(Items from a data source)
────────
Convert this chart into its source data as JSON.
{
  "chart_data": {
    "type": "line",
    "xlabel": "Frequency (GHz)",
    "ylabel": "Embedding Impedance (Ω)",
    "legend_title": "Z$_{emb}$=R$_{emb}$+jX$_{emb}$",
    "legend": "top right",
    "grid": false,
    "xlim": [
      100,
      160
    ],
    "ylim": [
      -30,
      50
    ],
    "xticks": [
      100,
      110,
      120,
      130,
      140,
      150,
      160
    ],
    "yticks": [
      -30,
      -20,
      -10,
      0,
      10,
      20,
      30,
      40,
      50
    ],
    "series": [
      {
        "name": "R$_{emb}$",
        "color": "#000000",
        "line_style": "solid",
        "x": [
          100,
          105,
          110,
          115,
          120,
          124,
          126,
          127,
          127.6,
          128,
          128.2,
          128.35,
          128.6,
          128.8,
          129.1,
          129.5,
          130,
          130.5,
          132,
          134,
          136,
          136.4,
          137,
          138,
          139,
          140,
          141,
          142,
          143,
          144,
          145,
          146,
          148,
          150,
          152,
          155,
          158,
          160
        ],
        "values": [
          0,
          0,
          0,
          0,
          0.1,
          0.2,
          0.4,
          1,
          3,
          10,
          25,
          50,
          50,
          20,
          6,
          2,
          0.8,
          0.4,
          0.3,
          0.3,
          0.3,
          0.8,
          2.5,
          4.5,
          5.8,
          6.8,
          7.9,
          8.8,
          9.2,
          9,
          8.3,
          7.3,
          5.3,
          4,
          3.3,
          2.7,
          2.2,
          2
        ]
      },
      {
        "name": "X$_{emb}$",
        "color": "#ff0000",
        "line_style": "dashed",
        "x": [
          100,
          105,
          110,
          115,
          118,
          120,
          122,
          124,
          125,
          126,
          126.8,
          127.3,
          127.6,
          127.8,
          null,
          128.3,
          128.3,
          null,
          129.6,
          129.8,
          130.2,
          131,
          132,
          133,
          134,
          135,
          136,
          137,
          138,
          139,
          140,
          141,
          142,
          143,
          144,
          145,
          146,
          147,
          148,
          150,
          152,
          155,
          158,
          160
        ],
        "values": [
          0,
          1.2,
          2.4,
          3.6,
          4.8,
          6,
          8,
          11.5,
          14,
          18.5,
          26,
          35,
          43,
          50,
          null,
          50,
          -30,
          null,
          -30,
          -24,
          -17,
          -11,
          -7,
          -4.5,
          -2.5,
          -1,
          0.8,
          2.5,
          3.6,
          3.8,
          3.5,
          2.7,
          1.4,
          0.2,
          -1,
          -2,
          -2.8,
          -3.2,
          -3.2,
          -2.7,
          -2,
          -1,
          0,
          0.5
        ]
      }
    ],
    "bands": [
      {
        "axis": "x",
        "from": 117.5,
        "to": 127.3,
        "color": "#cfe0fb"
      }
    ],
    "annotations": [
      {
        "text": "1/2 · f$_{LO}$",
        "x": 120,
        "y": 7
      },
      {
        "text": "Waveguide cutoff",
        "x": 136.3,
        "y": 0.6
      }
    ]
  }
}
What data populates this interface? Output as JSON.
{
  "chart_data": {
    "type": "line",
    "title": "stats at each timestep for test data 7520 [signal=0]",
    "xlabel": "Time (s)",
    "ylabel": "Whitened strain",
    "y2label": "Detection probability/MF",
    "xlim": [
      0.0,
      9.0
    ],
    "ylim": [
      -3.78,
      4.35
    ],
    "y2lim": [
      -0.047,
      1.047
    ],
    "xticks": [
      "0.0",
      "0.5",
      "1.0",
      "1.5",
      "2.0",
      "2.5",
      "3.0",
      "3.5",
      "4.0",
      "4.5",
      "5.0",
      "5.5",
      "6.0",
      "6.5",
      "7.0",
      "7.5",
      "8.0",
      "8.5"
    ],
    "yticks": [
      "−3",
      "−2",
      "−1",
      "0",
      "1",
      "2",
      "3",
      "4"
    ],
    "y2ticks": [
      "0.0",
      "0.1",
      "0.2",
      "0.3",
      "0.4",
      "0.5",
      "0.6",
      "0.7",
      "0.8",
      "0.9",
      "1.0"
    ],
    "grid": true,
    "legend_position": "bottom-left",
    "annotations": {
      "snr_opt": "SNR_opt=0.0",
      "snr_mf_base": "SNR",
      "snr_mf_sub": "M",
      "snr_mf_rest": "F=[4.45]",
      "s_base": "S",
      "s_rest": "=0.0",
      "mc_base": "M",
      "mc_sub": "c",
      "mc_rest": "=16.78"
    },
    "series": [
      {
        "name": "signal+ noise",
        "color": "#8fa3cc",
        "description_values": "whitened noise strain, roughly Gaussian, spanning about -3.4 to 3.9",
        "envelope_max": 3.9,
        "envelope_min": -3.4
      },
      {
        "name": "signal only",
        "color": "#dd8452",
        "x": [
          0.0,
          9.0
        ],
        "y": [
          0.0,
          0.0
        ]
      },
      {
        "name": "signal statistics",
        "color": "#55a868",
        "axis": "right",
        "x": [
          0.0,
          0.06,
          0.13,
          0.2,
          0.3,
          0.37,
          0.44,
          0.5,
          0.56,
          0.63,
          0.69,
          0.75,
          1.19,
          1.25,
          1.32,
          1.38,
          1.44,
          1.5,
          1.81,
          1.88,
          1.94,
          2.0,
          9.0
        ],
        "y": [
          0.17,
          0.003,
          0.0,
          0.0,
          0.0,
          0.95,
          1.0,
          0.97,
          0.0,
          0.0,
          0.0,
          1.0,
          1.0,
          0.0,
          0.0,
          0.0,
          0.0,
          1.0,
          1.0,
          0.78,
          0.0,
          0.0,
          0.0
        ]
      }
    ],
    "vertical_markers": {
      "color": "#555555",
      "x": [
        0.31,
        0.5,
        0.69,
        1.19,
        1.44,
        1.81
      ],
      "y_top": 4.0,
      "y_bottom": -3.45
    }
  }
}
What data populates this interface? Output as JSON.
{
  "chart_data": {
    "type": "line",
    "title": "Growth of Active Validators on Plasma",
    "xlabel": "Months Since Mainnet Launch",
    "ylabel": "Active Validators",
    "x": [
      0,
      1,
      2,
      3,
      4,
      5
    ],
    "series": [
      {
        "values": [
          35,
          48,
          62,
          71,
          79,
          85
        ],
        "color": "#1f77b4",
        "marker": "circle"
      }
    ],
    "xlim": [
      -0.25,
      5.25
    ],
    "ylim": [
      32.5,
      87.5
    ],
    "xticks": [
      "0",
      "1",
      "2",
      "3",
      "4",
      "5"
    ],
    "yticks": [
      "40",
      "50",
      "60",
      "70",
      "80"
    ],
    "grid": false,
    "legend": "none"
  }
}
────────
Exercise requirements:
All of the entries need to be reproduced exactly; please write them out.

Exercise output:
Convert this chart into its source data as JSON.
{
  "chart_data": {
    "type": "line",
    "xlabel": "Frequency (GHz)",
    "ylabel": "Embedding Impedance (Ω)",
    "legend_title": "Z$_{emb}$=R$_{emb}$+jX$_{emb}$",
    "legend": "top right",
    "grid": false,
    "xlim": [
      100,
      160
    ],
    "ylim": [
      -30,
      50
    ],
    "xticks": [
      100,
      110,
      120,
      130,
      140,
      150,
      160
    ],
    "yticks": [
      -30,
      -20,
      -10,
      0,
      10,
      20,
      30,
      40,
      50
    ],
    "series": [
      {
        "name": "R$_{emb}$",
        "color": "#000000",
        "line_style": "solid",
        "x": [
          100,
          105,
          110,
          115,
          120,
          124,
          126,
          127,
          127.6,
          128,
          128.2,
          128.35,
          128.6,
          128.8,
          129.1,
          129.5,
          130,
          130.5,
          132,
          134,
          136,
          136.4,
          137,
          138,
          139,
          140,
          141,
          142,
          143,
          144,
          145,
          146,
          148,
          150,
          152,
          155,
          158,
          160
        ],
        "values": [
          0,
          0,
          0,
          0,
          0.1,
          0.2,
          0.4,
          1,
          3,
          10,
          25,
          50,
          50,
          20,
          6,
          2,
          0.8,
          0.4,
          0.3,
          0.3,
          0.3,
          0.8,
          2.5,
          4.5,
          5.8,
          6.8,
          7.9,
          8.8,
          9.2,
          9,
          8.3,
          7.3,
          5.3,
          4,
          3.3,
          2.7,
          2.2,
          2
        ]
      },
      {
        "name": "X$_{emb}$",
        "color": "#ff0000",
        "line_style": "dashed",
        "x": [
          100,
          105,
          110,
          115,
          118,
          120,
          122,
          124,
          125,
          126,
          126.8,
          127.3,
          127.6,
          127.8,
          null,
          128.3,
          128.3,
          null,
          129.6,
          129.8,
          130.2,
          131,
          132,
          133,
          134,
          135,
          136,
          137,
          138,
          139,
          140,
          141,
          142,
          143,
          144,
          145,
          146,
          147,
          148,
          150,
          152,
          155,
          158,
          160
        ],
        "values": [
          0,
          1.2,
          2.4,
          3.6,
          4.8,
          6,
          8,
          11.5,
          14,
          18.5,
          26,
          35,
          43,
          50,
          null,
          50,
          -30,
          null,
          -30,
          -24,
          -17,
          -11,
          -7,
          -4.5,
          -2.5,
          -1,
          0.8,
          2.5,
          3.6,
          3.8,
          3.5,
          2.7,
          1.4,
          0.2,
          -1,
          -2,
          -2.8,
          -3.2,
          -3.2,
          -2.7,
          -2,
          -1,
          0,
          0.5
        ]
      }
    ],
    "bands": [
      {
        "axis": "x",
        "from": 117.5,
        "to": 127.3,
        "color": "#cfe0fb"
      }
    ],
    "annotations": [
      {
        "text": "1/2 · f$_{LO}$",
        "x": 120,
        "y": 7
      },
      {
        "text": "Waveguide cutoff",
        "x": 136.3,
        "y": 0.6
      }
    ]
  }
}
What data populates this interface? Output as JSON.
{
  "chart_data": {
    "type": "line",
    "title": "stats at each timestep for test data 7520 [signal=0]",
    "xlabel": "Time (s)",
    "ylabel": "Whitened strain",
    "y2label": "Detection probability/MF",
    "xlim": [
      0.0,
      9.0
    ],
    "ylim": [
      -3.78,
      4.35
    ],
    "y2lim": [
      -0.047,
      1.047
    ],
    "xticks": [
      "0.0",
      "0.5",
      "1.0",
      "1.5",
      "2.0",
      "2.5",
      "3.0",
      "3.5",
      "4.0",
      "4.5",
      "5.0",
      "5.5",
      "6.0",
      "6.5",
      "7.0",
      "7.5",
      "8.0",
      "8.5"
    ],
    "yticks": [
      "−3",
      "−2",
      "−1",
      "0",
      "1",
      "2",
      "3",
      "4"
    ],
    "y2ticks": [
      "0.0",
      "0.1",
      "0.2",
      "0.3",
      "0.4",
      "0.5",
      "0.6",
      "0.7",
      "0.8",
      "0.9",
      "1.0"
    ],
    "grid": true,
    "legend_position": "bottom-left",
    "annotations": {
      "snr_opt": "SNR_opt=0.0",
      "snr_mf_base": "SNR",
      "snr_mf_sub": "M",
      "snr_mf_rest": "F=[4.45]",
      "s_base": "S",
      "s_rest": "=0.0",
      "mc_base": "M",
      "mc_sub": "c",
      "mc_rest": "=16.78"
    },
    "series": [
      {
        "name": "signal+ noise",
        "color": "#8fa3cc",
        "description_values": "whitened noise strain, roughly Gaussian, spanning about -3.4 to 3.9",
        "envelope_max": 3.9,
        "envelope_min": -3.4
      },
      {
        "name": "signal only",
        "color": "#dd8452",
        "x": [
          0.0,
          9.0
        ],
        "y": [
          0.0,
          0.0
        ]
      },
      {
        "name": "signal statistics",
        "color": "#55a868",
        "axis": "right",
        "x": [
          0.0,
          0.06,
          0.13,
          0.2,
          0.3,
          0.37,
          0.44,
          0.5,
          0.56,
          0.63,
          0.69,
          0.75,
          1.19,
          1.25,
          1.32,
          1.38,
          1.44,
          1.5,
          1.81,
          1.88,
          1.94,
          2.0,
          9.0
        ],
        "y": [
          0.17,
          0.003,
          0.0,
          0.0,
          0.0,
          0.95,
          1.0,
          0.97,
          0.0,
          0.0,
          0.0,
          1.0,
          1.0,
          0.0,
          0.0,
          0.0,
          0.0,
          1.0,
          1.0,
          0.78,
          0.0,
          0.0,
          0.0
        ]
      }
    ],
    "vertical_markers": {
      "color": "#555555",
      "x": [
        0.31,
        0.5,
        0.69,
        1.19,
        1.44,
        1.81
      ],
      "y_top": 4.0,
      "y_bottom": -3.45
    }
  }
}
What data populates this interface? Output as JSON.
{
  "chart_data": {
    "type": "line",
    "title": "Growth of Active Validators on Plasma",
    "xlabel": "Months Since Mainnet Launch",
    "ylabel": "Active Validators",
    "x": [
      0,
      1,
      2,
      3,
      4,
      5
    ],
    "series": [
      {
        "values": [
          35,
          48,
          62,
          71,
          79,
          85
        ],
        "color": "#1f77b4",
        "marker": "circle"
      }
    ],
    "xlim": [
      -0.25,
      5.25
    ],
    "ylim": [
      32.5,
      87.5
    ],
    "xticks": [
      "0",
      "1",
      "2",
      "3",
      "4",
      "5"
    ],
    "yticks": [
      "40",
      "50",
      "60",
      "70",
      "80"
    ],
    "grid": false,
    "legend": "none"
  }
}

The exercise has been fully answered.